### Problem to work on
Identify, in the records below, every line where the string "SRMTID" appears, and copy each such line.

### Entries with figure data
┏━━

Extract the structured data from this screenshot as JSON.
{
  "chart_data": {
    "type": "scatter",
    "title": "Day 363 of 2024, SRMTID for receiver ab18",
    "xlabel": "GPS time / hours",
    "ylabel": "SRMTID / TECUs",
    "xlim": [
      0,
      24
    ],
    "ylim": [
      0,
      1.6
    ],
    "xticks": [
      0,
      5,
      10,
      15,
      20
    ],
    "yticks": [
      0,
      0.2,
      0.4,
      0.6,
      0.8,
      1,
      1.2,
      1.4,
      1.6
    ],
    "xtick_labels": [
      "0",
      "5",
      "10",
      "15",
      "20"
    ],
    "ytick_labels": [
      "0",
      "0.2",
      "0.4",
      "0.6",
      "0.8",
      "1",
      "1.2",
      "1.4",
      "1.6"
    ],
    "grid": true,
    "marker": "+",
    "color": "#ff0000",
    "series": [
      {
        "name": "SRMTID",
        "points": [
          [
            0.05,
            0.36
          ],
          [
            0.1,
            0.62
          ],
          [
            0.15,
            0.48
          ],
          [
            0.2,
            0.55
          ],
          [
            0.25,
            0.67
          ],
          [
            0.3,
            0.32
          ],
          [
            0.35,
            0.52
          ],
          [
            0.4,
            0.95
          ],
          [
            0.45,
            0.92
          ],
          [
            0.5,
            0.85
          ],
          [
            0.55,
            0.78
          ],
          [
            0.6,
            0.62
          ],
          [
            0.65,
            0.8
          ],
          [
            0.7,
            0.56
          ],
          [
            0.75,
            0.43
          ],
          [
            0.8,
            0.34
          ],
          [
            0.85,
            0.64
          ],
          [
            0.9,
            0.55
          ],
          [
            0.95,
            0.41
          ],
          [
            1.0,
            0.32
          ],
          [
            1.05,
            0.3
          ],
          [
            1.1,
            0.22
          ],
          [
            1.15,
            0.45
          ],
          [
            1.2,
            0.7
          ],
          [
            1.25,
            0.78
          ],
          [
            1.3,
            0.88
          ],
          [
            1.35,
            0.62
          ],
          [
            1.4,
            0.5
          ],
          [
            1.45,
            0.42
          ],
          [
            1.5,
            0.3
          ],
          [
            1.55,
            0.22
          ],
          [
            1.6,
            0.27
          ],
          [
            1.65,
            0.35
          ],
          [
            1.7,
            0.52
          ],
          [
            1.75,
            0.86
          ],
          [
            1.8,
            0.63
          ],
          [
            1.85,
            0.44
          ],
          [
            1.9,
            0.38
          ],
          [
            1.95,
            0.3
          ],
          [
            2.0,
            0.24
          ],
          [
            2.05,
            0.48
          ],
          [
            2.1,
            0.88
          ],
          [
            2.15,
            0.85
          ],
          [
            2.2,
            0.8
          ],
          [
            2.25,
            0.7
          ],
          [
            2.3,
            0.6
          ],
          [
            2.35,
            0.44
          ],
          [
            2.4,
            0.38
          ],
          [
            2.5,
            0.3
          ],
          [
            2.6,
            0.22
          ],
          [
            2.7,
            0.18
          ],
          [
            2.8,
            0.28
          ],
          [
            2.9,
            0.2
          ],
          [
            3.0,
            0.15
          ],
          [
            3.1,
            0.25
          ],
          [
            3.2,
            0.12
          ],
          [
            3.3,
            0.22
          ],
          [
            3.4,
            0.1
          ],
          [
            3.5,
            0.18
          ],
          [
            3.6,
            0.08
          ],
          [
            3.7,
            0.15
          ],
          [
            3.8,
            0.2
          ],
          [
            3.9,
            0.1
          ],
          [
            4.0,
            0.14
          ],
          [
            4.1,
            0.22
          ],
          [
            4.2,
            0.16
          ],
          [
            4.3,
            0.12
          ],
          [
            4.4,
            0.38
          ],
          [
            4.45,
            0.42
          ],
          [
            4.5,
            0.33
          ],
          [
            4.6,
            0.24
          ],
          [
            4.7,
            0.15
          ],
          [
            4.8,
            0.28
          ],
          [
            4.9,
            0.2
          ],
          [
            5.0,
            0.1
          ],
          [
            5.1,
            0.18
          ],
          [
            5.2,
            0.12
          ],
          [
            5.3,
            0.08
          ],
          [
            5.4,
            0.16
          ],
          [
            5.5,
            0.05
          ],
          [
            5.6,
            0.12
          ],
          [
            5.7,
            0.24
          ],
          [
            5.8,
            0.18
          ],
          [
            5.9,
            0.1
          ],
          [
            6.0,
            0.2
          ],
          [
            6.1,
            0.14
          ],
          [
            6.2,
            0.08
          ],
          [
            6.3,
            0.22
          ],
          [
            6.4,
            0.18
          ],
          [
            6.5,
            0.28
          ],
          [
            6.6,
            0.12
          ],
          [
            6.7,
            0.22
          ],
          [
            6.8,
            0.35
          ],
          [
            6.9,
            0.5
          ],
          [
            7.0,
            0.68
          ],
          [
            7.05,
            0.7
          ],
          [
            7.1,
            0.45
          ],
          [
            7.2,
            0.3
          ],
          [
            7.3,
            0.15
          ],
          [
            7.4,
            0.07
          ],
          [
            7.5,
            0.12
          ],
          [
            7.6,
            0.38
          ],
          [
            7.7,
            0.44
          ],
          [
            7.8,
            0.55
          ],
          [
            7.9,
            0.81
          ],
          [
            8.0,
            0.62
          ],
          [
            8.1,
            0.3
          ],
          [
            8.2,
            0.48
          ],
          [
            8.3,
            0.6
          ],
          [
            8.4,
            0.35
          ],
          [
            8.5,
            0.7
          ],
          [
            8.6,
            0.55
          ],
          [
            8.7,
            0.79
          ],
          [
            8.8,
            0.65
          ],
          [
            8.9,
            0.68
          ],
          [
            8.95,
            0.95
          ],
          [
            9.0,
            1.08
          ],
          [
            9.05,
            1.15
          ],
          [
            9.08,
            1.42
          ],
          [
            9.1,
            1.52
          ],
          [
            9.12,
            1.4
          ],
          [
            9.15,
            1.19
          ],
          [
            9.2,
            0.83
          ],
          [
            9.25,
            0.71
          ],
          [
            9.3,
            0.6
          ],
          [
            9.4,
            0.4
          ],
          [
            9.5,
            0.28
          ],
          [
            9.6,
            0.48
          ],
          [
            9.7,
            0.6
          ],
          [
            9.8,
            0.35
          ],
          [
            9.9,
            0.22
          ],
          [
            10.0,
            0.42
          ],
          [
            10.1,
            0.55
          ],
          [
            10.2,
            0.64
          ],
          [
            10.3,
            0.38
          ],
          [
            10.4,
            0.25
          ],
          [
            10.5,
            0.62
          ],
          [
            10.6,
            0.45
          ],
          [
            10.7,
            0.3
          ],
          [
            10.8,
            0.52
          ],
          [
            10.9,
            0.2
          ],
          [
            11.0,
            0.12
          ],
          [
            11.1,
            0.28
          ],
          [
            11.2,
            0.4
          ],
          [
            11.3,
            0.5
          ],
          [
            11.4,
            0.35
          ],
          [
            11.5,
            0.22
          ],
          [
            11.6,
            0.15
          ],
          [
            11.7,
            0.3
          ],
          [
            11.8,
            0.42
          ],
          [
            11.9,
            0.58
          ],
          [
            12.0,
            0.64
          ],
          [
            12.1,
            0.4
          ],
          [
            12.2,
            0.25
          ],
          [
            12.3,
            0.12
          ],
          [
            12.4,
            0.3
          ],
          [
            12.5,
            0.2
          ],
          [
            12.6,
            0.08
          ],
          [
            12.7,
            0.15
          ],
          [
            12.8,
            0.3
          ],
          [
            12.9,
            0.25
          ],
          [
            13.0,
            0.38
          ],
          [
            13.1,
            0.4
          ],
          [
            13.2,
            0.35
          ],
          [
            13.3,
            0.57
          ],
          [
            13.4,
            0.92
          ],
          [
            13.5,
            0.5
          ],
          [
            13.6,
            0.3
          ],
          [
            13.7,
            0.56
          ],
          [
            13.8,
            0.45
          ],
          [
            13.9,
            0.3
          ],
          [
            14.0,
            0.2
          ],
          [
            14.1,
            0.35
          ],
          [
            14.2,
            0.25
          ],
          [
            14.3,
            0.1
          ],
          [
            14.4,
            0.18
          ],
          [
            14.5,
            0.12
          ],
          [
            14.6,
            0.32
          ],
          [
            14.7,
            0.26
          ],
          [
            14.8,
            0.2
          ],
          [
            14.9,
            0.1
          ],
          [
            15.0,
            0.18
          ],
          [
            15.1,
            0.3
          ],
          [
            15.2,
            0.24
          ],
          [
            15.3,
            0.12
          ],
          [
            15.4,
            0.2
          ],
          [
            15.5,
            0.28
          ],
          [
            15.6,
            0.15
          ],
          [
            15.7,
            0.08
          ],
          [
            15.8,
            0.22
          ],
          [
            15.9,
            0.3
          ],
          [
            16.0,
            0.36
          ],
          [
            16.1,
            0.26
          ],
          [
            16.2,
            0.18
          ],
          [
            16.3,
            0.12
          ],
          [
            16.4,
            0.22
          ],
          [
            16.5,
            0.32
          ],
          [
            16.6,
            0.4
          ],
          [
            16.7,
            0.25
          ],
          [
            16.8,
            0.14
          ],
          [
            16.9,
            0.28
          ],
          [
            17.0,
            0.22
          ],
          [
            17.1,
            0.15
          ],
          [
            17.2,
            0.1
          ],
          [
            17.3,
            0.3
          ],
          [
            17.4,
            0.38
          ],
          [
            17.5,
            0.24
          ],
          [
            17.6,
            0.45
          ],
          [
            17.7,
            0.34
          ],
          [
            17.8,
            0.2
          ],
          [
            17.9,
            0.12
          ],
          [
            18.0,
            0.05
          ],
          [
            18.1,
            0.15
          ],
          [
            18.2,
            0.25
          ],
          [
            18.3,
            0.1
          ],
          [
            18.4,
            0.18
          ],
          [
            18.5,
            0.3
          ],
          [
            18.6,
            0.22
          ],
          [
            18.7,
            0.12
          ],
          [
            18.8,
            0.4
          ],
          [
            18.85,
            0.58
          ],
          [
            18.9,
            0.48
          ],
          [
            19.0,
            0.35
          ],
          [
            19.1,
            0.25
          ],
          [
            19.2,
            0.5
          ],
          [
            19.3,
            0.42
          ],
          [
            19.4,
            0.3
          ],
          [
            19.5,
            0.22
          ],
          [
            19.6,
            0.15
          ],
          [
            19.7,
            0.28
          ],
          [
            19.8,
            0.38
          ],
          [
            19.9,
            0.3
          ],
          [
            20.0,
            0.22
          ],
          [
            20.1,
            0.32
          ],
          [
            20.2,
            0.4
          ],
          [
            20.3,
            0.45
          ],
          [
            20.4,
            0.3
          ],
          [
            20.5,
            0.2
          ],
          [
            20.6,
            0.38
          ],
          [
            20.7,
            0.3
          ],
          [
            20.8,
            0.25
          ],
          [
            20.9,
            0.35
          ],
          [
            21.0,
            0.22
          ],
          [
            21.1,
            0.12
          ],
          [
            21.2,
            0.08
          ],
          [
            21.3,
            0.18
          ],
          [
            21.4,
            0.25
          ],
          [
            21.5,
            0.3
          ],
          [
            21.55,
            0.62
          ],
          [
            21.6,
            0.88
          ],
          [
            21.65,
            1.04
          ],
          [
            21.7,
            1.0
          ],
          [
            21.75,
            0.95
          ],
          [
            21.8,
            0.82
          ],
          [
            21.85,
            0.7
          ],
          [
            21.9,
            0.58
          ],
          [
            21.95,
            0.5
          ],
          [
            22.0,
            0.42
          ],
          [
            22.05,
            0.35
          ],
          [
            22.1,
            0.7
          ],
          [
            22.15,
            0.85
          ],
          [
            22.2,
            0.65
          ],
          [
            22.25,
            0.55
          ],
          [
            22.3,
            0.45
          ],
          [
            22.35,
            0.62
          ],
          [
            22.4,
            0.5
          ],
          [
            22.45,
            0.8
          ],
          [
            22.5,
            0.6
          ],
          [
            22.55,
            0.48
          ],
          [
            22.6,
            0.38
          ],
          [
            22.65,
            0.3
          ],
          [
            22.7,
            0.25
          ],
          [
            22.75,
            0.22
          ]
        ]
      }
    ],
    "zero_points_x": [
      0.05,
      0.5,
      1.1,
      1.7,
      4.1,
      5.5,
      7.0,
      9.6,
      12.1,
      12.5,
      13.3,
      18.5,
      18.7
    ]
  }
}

┗━━

### Exercise response
    "title": "Day 363 of 2024, SRMTID for receiver ab18",
    "ylabel": "SRMTID / TECUs",
        "name": "SRMTID",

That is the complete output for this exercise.